--- Task input ---

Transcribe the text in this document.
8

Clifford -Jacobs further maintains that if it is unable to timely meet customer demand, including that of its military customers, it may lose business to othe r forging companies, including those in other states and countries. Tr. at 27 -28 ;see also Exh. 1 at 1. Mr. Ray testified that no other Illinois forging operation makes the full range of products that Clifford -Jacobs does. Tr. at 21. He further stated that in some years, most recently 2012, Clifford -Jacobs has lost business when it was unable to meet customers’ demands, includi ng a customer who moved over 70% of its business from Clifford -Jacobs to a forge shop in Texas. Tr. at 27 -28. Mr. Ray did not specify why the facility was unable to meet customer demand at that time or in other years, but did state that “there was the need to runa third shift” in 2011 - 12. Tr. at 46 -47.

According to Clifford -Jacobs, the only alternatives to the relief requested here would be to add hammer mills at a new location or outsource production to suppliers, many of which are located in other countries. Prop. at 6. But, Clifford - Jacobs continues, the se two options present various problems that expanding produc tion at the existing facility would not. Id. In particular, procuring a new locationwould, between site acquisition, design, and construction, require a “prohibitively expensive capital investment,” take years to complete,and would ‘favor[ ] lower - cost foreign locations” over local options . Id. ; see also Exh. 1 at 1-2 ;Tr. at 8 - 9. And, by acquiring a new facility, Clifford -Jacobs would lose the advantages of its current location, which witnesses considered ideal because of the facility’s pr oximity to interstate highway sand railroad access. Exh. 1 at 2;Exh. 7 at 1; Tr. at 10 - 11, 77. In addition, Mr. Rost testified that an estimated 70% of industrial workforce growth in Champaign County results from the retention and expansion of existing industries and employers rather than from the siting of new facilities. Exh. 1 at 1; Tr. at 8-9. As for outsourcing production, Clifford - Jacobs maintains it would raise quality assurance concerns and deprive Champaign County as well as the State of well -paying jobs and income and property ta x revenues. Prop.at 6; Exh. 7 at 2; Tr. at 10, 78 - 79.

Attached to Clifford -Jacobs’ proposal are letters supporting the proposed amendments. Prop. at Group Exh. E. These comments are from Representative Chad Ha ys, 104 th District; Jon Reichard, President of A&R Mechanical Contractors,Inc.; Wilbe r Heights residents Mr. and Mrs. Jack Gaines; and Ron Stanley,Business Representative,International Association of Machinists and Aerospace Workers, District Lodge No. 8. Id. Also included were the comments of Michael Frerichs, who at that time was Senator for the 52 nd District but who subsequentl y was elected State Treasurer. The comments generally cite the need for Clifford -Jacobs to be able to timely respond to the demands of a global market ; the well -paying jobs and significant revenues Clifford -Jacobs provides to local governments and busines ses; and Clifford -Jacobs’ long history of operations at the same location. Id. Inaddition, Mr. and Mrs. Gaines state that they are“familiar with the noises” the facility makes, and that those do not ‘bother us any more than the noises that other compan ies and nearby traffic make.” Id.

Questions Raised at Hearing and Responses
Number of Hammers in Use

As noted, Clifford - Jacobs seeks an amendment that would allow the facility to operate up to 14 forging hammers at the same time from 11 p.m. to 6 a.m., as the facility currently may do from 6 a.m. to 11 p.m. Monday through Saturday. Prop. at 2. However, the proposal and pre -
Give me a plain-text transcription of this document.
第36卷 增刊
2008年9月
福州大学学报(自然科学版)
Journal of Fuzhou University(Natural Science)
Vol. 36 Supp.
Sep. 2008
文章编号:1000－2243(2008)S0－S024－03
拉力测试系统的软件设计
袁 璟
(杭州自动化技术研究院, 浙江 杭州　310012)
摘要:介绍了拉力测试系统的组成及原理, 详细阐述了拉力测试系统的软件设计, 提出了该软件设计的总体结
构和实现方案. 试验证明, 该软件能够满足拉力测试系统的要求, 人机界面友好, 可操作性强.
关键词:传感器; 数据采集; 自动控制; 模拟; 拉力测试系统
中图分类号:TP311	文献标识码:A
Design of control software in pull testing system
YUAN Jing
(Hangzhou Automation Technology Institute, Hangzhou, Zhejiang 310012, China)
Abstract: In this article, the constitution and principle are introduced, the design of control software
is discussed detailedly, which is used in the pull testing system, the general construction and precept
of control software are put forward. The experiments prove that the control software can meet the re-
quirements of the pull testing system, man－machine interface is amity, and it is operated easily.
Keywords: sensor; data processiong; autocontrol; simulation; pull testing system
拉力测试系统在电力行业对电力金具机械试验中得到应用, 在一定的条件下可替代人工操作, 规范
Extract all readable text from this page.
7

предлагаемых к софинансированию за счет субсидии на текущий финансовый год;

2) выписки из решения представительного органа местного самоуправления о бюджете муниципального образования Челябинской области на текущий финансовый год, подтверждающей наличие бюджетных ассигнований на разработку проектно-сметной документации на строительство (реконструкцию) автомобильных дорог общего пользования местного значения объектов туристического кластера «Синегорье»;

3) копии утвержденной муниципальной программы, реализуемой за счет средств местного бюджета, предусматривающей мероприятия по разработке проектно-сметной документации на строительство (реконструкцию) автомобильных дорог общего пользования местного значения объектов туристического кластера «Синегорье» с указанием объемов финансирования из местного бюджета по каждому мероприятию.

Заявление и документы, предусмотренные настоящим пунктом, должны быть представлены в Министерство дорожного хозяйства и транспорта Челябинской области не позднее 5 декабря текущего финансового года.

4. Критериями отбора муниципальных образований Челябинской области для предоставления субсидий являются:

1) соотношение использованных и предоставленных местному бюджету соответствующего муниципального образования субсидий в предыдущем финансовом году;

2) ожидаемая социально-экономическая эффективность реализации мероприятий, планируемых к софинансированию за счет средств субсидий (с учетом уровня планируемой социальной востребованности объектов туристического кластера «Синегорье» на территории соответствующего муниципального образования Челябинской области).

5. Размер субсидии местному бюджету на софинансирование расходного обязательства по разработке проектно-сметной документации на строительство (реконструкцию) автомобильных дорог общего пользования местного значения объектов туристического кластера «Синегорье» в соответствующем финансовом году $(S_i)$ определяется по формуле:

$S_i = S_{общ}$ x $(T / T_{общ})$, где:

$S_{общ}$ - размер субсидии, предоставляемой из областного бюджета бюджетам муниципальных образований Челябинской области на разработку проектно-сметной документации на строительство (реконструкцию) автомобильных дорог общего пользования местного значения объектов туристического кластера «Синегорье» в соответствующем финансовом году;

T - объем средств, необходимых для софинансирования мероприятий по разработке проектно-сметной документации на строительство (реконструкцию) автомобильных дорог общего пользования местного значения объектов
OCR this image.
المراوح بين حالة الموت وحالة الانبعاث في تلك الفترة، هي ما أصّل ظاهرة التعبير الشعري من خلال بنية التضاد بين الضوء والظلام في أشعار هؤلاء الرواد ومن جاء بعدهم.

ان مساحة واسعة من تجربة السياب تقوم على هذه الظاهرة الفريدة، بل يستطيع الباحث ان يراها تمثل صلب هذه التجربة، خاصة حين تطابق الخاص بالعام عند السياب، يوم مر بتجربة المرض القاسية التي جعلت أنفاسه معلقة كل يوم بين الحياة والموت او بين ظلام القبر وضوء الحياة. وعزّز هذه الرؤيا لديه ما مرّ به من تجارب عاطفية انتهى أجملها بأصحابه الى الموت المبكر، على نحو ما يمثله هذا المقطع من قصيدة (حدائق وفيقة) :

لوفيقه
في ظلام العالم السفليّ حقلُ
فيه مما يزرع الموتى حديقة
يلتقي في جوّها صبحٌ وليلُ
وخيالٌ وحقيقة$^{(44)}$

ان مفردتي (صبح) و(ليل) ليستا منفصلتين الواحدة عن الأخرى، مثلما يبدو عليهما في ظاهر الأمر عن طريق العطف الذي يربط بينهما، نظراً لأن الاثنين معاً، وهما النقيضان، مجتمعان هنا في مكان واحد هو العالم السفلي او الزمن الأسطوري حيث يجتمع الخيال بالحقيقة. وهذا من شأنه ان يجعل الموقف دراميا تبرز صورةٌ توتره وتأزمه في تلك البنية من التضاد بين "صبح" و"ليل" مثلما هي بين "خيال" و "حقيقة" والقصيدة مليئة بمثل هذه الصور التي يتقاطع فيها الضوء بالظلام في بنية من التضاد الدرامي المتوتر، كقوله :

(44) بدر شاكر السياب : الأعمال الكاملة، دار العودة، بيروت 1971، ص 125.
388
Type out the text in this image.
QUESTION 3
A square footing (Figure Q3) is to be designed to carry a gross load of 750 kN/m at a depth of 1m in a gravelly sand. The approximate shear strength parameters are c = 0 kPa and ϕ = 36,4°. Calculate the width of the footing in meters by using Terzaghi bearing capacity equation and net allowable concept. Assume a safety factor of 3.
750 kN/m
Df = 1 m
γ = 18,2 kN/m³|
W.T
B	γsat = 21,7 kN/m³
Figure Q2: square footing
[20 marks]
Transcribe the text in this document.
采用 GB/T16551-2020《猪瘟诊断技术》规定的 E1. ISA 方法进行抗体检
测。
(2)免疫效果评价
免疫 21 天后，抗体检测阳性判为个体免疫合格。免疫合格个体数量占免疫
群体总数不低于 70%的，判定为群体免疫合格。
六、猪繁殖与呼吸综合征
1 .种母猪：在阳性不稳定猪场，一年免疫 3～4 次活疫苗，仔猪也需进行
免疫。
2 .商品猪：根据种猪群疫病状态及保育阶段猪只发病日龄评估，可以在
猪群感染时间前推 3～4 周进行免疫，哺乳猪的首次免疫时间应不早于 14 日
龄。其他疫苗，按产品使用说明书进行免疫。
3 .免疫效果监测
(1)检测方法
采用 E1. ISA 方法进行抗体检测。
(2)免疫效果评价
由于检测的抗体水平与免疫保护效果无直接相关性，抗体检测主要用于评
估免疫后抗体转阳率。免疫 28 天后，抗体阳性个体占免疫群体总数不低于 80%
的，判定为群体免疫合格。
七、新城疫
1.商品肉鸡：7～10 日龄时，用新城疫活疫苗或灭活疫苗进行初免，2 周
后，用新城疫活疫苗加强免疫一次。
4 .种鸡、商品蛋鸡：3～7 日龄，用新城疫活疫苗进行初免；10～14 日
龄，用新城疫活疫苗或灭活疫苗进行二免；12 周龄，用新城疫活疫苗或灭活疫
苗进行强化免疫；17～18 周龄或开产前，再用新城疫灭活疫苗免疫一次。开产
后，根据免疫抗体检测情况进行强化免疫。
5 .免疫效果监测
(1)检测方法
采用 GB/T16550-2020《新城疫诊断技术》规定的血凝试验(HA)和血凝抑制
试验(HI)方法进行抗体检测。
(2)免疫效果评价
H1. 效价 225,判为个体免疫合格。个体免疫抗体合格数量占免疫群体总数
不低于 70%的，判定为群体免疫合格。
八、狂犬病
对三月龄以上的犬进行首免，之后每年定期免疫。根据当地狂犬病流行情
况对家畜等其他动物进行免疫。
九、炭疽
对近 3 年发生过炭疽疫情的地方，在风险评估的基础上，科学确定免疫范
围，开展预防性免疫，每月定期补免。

--- Prompt ---
Copy out every line from the records that has the word "разработке".

--- Task result ---
3) копии утвержденной муниципальной программы, реализуемой за счет средств местного бюджета, предусматривающей мероприятия по разработке проектно-сметной документации на строительство (реконструкцию) автомобильных дорог общего пользования местного значения объектов туристического кластера «Синегорье» с указанием объемов финансирования из местного бюджета по каждому мероприятию.
5. Размер субсидии местному бюджету на софинансирование расходного обязательства по разработке проектно-сметной документации на строительство (реконструкцию) автомобильных дорог общего пользования местного значения объектов туристического кластера «Синегорье» в соответствующем финансовом году $(S_i)$ определяется по формуле:
T - объем средств, необходимых для софинансирования мероприятий по разработке проектно-сметной документации на строительство (реконструкцию) автомобильных дорог общего пользования местного значения объектов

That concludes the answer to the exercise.